(Written instruction): Note each line of the listing that contains the string "JSON", and copy it.

(Materials provided):

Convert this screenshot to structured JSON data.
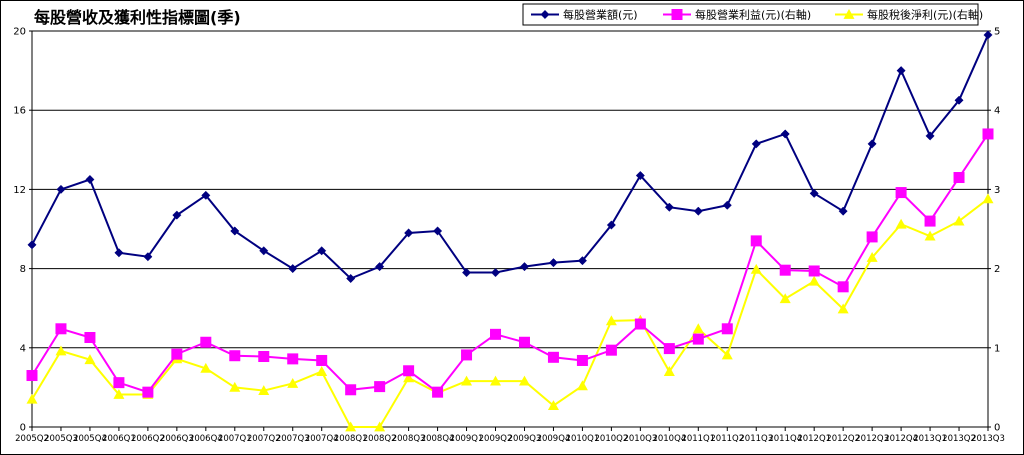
{
  "chart_data": {
    "type": "line",
    "title": "每股營收及獲利性指標圖(季)",
    "categories": [
      "2005Q2",
      "2005Q3",
      "2005Q4",
      "2006Q1",
      "2006Q2",
      "2006Q3",
      "2006Q4",
      "2007Q1",
      "2007Q2",
      "2007Q3",
      "2007Q4",
      "2008Q1",
      "2008Q2",
      "2008Q3",
      "2008Q4",
      "2009Q1",
      "2009Q2",
      "2009Q3",
      "2009Q4",
      "2010Q1",
      "2010Q2",
      "2010Q3",
      "2010Q4",
      "2011Q1",
      "2011Q2",
      "2011Q3",
      "2011Q4",
      "2012Q1",
      "2012Q2",
      "2012Q3",
      "2012Q4",
      "2013Q1",
      "2013Q2",
      "2013Q3"
    ],
    "y_left": {
      "ylim": [
        0,
        20
      ],
      "ticks": [
        "0",
        "4",
        "8",
        "12",
        "16",
        "20"
      ]
    },
    "y_right": {
      "ylim": [
        0,
        5
      ],
      "ticks": [
        "0",
        "1",
        "2",
        "3",
        "4",
        "5"
      ]
    },
    "grid": true,
    "legend_position": "top-right",
    "series": [
      {
        "name": "每股營業額(元)",
        "axis": "left",
        "color": "#000080",
        "marker": "diamond",
        "values": [
          9.2,
          12.0,
          12.5,
          8.8,
          8.6,
          10.7,
          11.7,
          9.9,
          8.9,
          8.0,
          8.9,
          7.5,
          8.1,
          9.8,
          9.9,
          7.8,
          7.8,
          8.1,
          8.3,
          8.4,
          10.2,
          12.7,
          11.1,
          10.9,
          11.2,
          14.3,
          14.8,
          11.8,
          10.9,
          14.3,
          18.0,
          14.7,
          16.5,
          19.8
        ]
      },
      {
        "name": "每股營業利益(元)(右軸)",
        "axis": "right",
        "color": "#FF00FF",
        "marker": "square",
        "values": [
          0.65,
          1.24,
          1.13,
          0.56,
          0.44,
          0.92,
          1.07,
          0.9,
          0.89,
          0.86,
          0.84,
          0.47,
          0.51,
          0.71,
          0.44,
          0.91,
          1.17,
          1.07,
          0.88,
          0.84,
          0.97,
          1.3,
          0.99,
          1.11,
          1.24,
          2.35,
          1.98,
          1.97,
          1.77,
          2.4,
          2.96,
          2.6,
          3.15,
          3.7
        ]
      },
      {
        "name": "每股稅後淨利(元)(右軸)",
        "axis": "right",
        "color": "#FFFF00",
        "marker": "triangle",
        "values": [
          0.35,
          0.96,
          0.85,
          0.41,
          0.41,
          0.86,
          0.74,
          0.5,
          0.46,
          0.55,
          0.7,
          0.0,
          0.0,
          0.62,
          0.43,
          0.58,
          0.58,
          0.58,
          0.27,
          0.52,
          1.34,
          1.35,
          0.7,
          1.24,
          0.91,
          1.99,
          1.62,
          1.84,
          1.49,
          2.14,
          2.56,
          2.41,
          2.6,
          2.88
        ]
      }
    ]
  }
}
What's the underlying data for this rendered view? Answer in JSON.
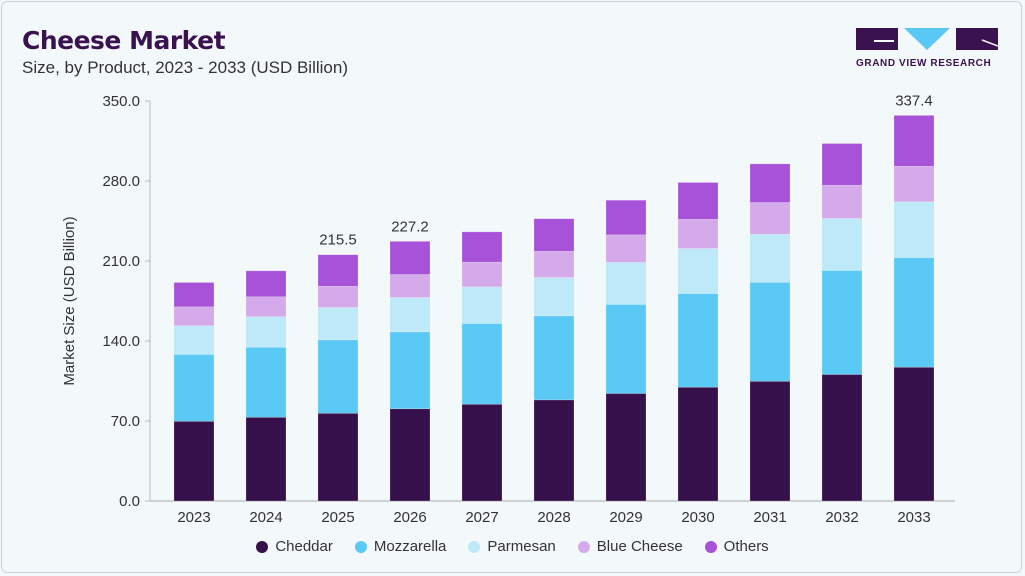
{
  "header": {
    "title": "Cheese Market",
    "subtitle": "Size, by Product, 2023 - 2033 (USD Billion)"
  },
  "logo": {
    "text": "GRAND VIEW RESEARCH",
    "colors": [
      "#3a1250",
      "#5ac8f5"
    ]
  },
  "chart_data": {
    "type": "bar",
    "stacked": true,
    "title": "Cheese Market",
    "subtitle": "Size, by Product, 2023 - 2033 (USD Billion)",
    "xlabel": "",
    "ylabel": "Market Size (USD Billion)",
    "ylim": [
      0,
      350
    ],
    "yticks": [
      "0.0",
      "70.0",
      "140.0",
      "210.0",
      "280.0",
      "350.0"
    ],
    "grid": false,
    "legend_position": "bottom",
    "categories": [
      "2023",
      "2024",
      "2025",
      "2026",
      "2027",
      "2028",
      "2029",
      "2030",
      "2031",
      "2032",
      "2033"
    ],
    "series": [
      {
        "name": "Cheddar",
        "color": "#36104a",
        "values": [
          69.8,
          73.3,
          76.8,
          80.7,
          84.7,
          88.5,
          94.1,
          99.6,
          104.8,
          110.7,
          117.1
        ]
      },
      {
        "name": "Mozzarella",
        "color": "#5bc9f6",
        "values": [
          58.4,
          61.3,
          64.2,
          67.3,
          70.6,
          73.5,
          77.9,
          81.9,
          86.6,
          91.0,
          95.9
        ]
      },
      {
        "name": "Parmesan",
        "color": "#bde9f8",
        "values": [
          25.1,
          26.6,
          28.3,
          30.0,
          32.1,
          33.5,
          36.7,
          39.4,
          42.0,
          45.5,
          48.8
        ]
      },
      {
        "name": "Blue Cheese",
        "color": "#d4aaeb",
        "values": [
          16.6,
          17.5,
          18.6,
          20.2,
          21.6,
          23.0,
          24.2,
          25.6,
          27.8,
          29.1,
          31.1
        ]
      },
      {
        "name": "Others",
        "color": "#a752d8",
        "values": [
          21.3,
          22.7,
          27.6,
          29.0,
          26.5,
          28.5,
          30.3,
          32.2,
          33.8,
          36.5,
          44.5
        ]
      }
    ],
    "data_labels": [
      {
        "category": "2025",
        "text": "215.5"
      },
      {
        "category": "2026",
        "text": "227.2"
      },
      {
        "category": "2033",
        "text": "337.4"
      }
    ]
  }
}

(Written reply):
Convert this screenshot to structured JSON data.
What's the underlying data for this rendered view? Answer in JSON.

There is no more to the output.